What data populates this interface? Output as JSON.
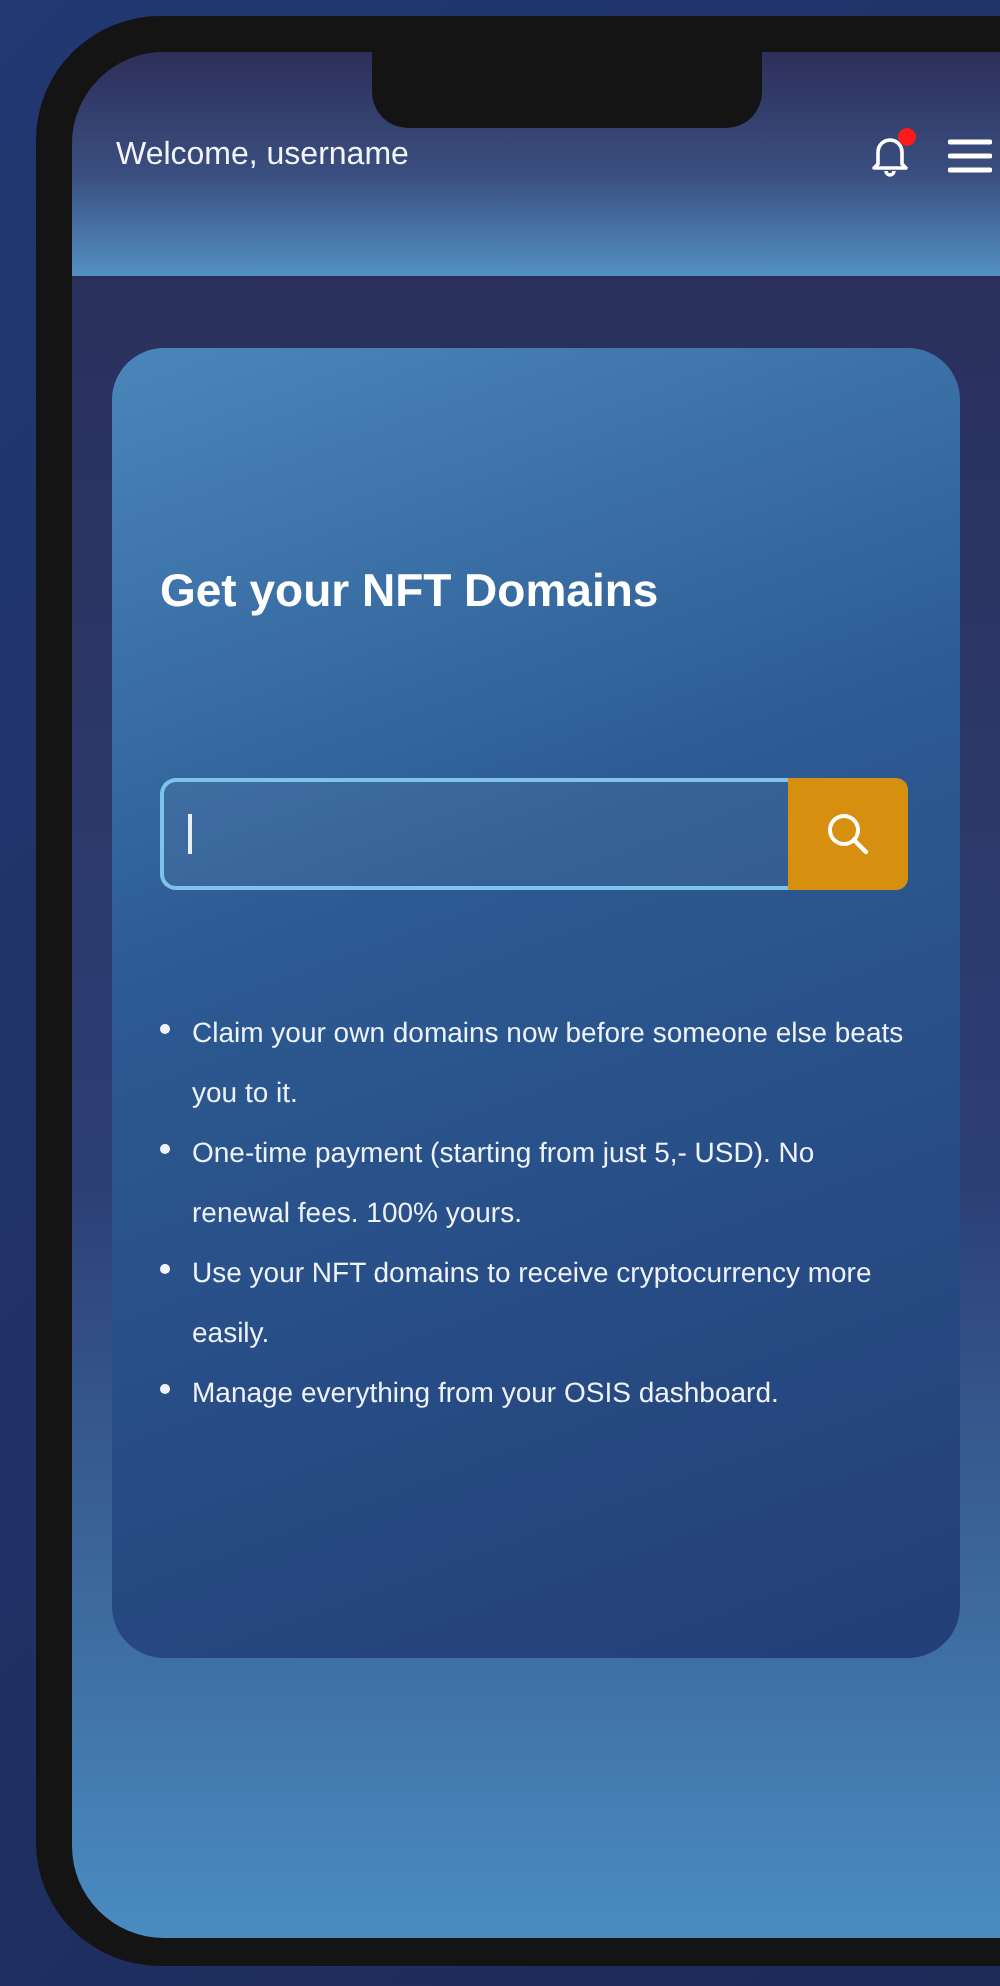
{
  "header": {
    "greeting": "Welcome, username",
    "has_notification": true
  },
  "card": {
    "title": "Get your NFT Domains",
    "bullets": [
      "Claim your own domains now before someone else beats you to it.",
      "One-time payment (starting from just 5,- USD). No renewal fees. 100% yours.",
      "Use your NFT domains to receive cryptocurrency more easily.",
      "Manage everything from your OSIS dashboard."
    ]
  }
}
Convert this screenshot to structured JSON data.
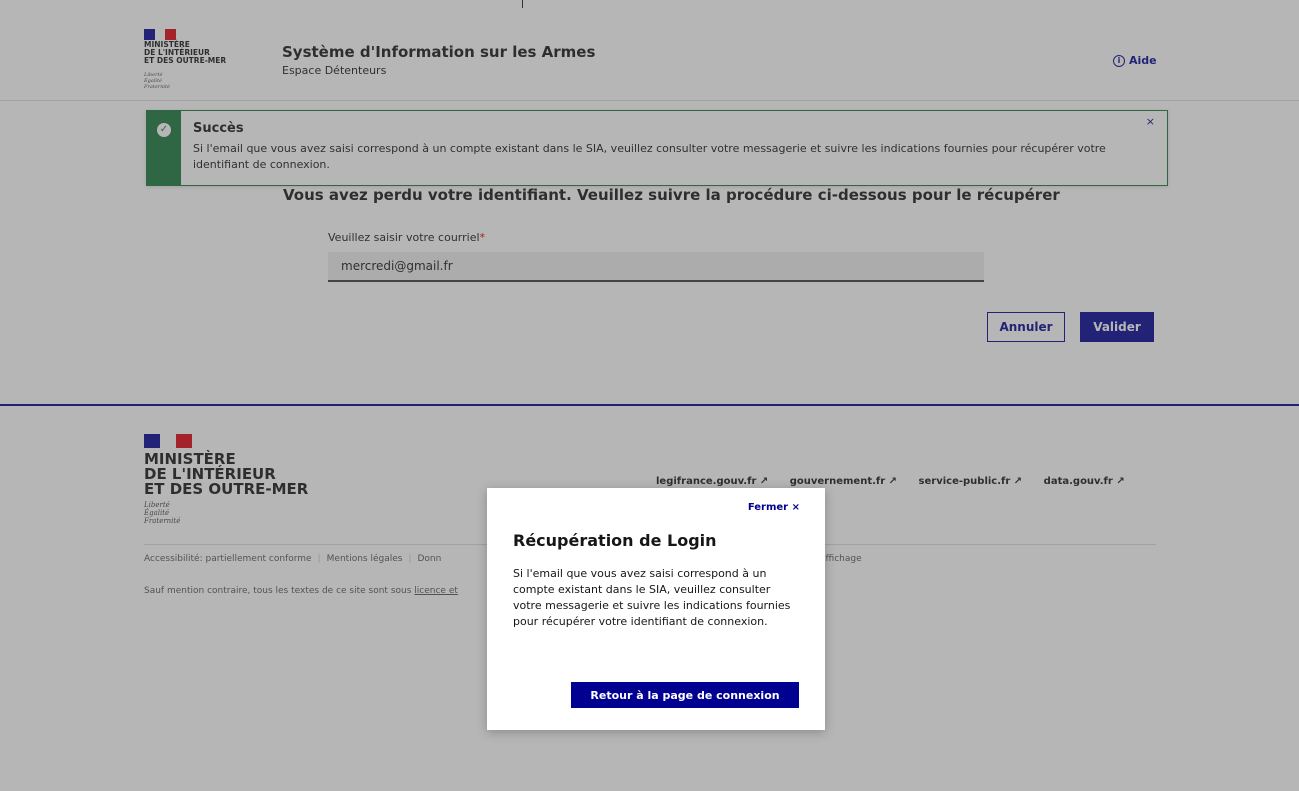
{
  "header": {
    "logo_lines": "MINISTÈRE\nDE L'INTÉRIEUR\nET DES OUTRE-MER",
    "logo_motto": "Liberté\nÉgalité\nFraternité",
    "title": "Système d'Information sur les Armes",
    "subtitle": "Espace Détenteurs",
    "help_label": "Aide"
  },
  "alert": {
    "title": "Succès",
    "message": "Si l'email que vous avez saisi correspond à un compte existant dans le SIA, veuillez consulter votre messagerie et suivre les indications fournies pour récupérer votre identifiant de connexion.",
    "close": "×"
  },
  "form": {
    "heading": "Vous avez perdu votre identifiant. Veuillez suivre la procédure ci-dessous pour le récupérer",
    "email_label": "Veuillez saisir votre courriel",
    "required_mark": "*",
    "email_value": "mercredi@gmail.fr",
    "cancel_label": "Annuler",
    "submit_label": "Valider"
  },
  "footer": {
    "logo_lines": "MINISTÈRE\nDE L'INTÉRIEUR\nET DES OUTRE-MER",
    "logo_motto": "Liberté\nÉgalité\nFraternité",
    "links": [
      "legifrance.gouv.fr ↗",
      "gouvernement.fr ↗",
      "service-public.fr ↗",
      "data.gouv.fr ↗"
    ],
    "bottom_links": [
      "Accessibilité: partiellement conforme",
      "Mentions légales",
      "Donn"
    ],
    "bottom_extra": "affichage",
    "license_text": "Sauf mention contraire, tous les textes de ce site sont sous",
    "license_link": "licence et"
  },
  "modal": {
    "close_label": "Fermer",
    "close_icon": "×",
    "title": "Récupération de Login",
    "text": "Si l'email que vous avez saisi correspond à un compte existant dans le SIA, veuillez consulter votre messagerie et suivre les indications fournies pour récupérer votre identifiant de connexion.",
    "button_label": "Retour à la page de connexion"
  },
  "colors": {
    "primary": "#000091",
    "success": "#18753c",
    "flag_blue": "#000091",
    "flag_red": "#e1000f"
  }
}
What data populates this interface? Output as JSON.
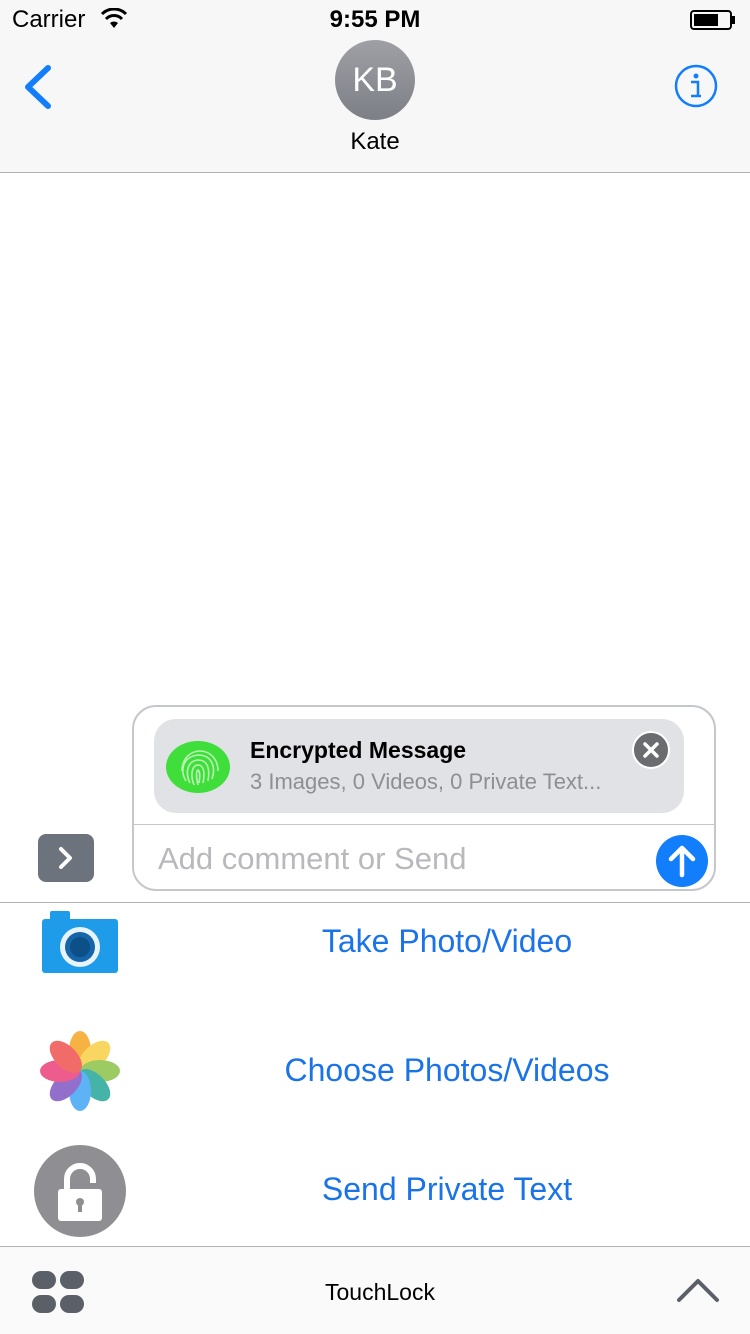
{
  "status_bar": {
    "carrier": "Carrier",
    "time": "9:55 PM",
    "icons": [
      "wifi-icon",
      "battery-icon"
    ]
  },
  "nav": {
    "back_icon": "chevron-left-icon",
    "avatar_initials": "KB",
    "contact_name": "Kate",
    "info_icon": "info-icon"
  },
  "compose": {
    "attachment": {
      "title": "Encrypted Message",
      "subtitle": "3 Images, 0 Videos, 0 Private Text...",
      "icon": "fingerprint-icon"
    },
    "comment_placeholder": "Add comment or Send",
    "comment_value": "",
    "send_icon": "arrow-up-icon"
  },
  "drawer": {
    "items": [
      {
        "label": "Take Photo/Video",
        "icon": "camera-icon"
      },
      {
        "label": "Choose Photos/Videos",
        "icon": "photos-icon"
      },
      {
        "label": "Send Private Text",
        "icon": "lock-icon"
      }
    ]
  },
  "bottom_bar": {
    "app_name": "TouchLock",
    "apps_icon": "apps-grid-icon",
    "collapse_icon": "chevron-up-icon"
  },
  "colors": {
    "accent": "#127efb",
    "link": "#1a73e8",
    "attachment_bg": "#e1e2e6",
    "fingerprint": "#3fde3b"
  }
}
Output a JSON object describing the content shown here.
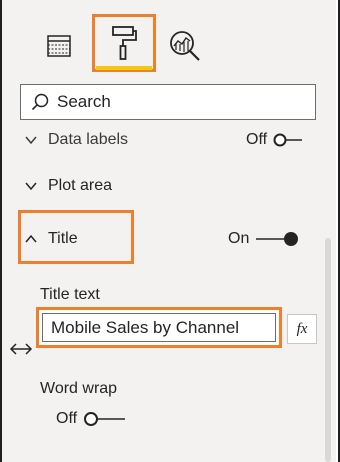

· · · · ·

Stated goal —
Copy every line of the data exactly as written, excluding the pictures.

Solution for this problem —
What data populates this interface? Output as JSON.
{
  "header": {
    "greeting": "Welcome, username",
    "has_notification": true
  },
  "card": {
    "title": "Get your NFT Domains",
    "bullets": [
      "Claim your own domains now before someone else beats you to it.",
      "One-time payment (starting from just 5,- USD). No renewal fees. 100% yours.",
      "Use your NFT domains to receive cryptocurrency more easily.",
      "Manage everything from your OSIS dashboard."
    ]
  }
}
Convert this screenshot to structured JSON data.
{
  "header": {
    "logo_lines": "MINISTÈRE\nDE L'INTÉRIEUR\nET DES OUTRE-MER",
    "logo_motto": "Liberté\nÉgalité\nFraternité",
    "title": "Système d'Information sur les Armes",
    "subtitle": "Espace Détenteurs",
    "help_label": "Aide"
  },
  "alert": {
    "title": "Succès",
    "message": "Si l'email que vous avez saisi correspond à un compte existant dans le SIA, veuillez consulter votre messagerie et suivre les indications fournies pour récupérer votre identifiant de connexion.",
    "close": "×"
  },
  "form": {
    "heading": "Vous avez perdu votre identifiant. Veuillez suivre la procédure ci-dessous pour le récupérer",
    "email_label": "Veuillez saisir votre courriel",
    "required_mark": "*",
    "email_value": "mercredi@gmail.fr",
    "cancel_label": "Annuler",
    "submit_label": "Valider"
  },
  "footer": {
    "logo_lines": "MINISTÈRE\nDE L'INTÉRIEUR\nET DES OUTRE-MER",
    "logo_motto": "Liberté\nÉgalité\nFraternité",
    "links": [
      "legifrance.gouv.fr ↗",
      "gouvernement.fr ↗",
      "service-public.fr ↗",
      "data.gouv.fr ↗"
    ],
    "bottom_links": [
      "Accessibilité: partiellement conforme",
      "Mentions légales",
      "Donn"
    ],
    "bottom_extra": "affichage",
    "license_text": "Sauf mention contraire, tous les textes de ce site sont sous",
    "license_link": "licence et"
  },
  "modal": {
    "close_label": "Fermer",
    "close_icon": "×",
    "title": "Récupération de Login",
    "text": "Si l'email que vous avez saisi correspond à un compte existant dans le SIA, veuillez consulter votre messagerie et suivre les indications fournies pour récupérer votre identifiant de connexion.",
    "button_label": "Retour à la page de connexion"
  },
  "colors": {
    "primary": "#000091",
    "success": "#18753c",
    "flag_blue": "#000091",
    "flag_red": "#e1000f"
  }
}
What data populates this interface? Output as JSON.
{
  "status_bar": {
    "carrier": "Carrier",
    "time": "9:55 PM",
    "icons": [
      "wifi-icon",
      "battery-icon"
    ]
  },
  "nav": {
    "back_icon": "chevron-left-icon",
    "avatar_initials": "KB",
    "contact_name": "Kate",
    "info_icon": "info-icon"
  },
  "compose": {
    "attachment": {
      "title": "Encrypted Message",
      "subtitle": "3 Images, 0 Videos, 0 Private Text...",
      "icon": "fingerprint-icon"
    },
    "comment_placeholder": "Add comment or Send",
    "comment_value": "",
    "send_icon": "arrow-up-icon"
  },
  "drawer": {
    "items": [
      {
        "label": "Take Photo/Video",
        "icon": "camera-icon"
      },
      {
        "label": "Choose Photos/Videos",
        "icon": "photos-icon"
      },
      {
        "label": "Send Private Text",
        "icon": "lock-icon"
      }
    ]
  },
  "bottom_bar": {
    "app_name": "TouchLock",
    "apps_icon": "apps-grid-icon",
    "collapse_icon": "chevron-up-icon"
  },
  "colors": {
    "accent": "#127efb",
    "link": "#1a73e8",
    "attachment_bg": "#e1e2e6",
    "fingerprint": "#3fde3b"
  }
}
Output a JSON object describing the content shown here.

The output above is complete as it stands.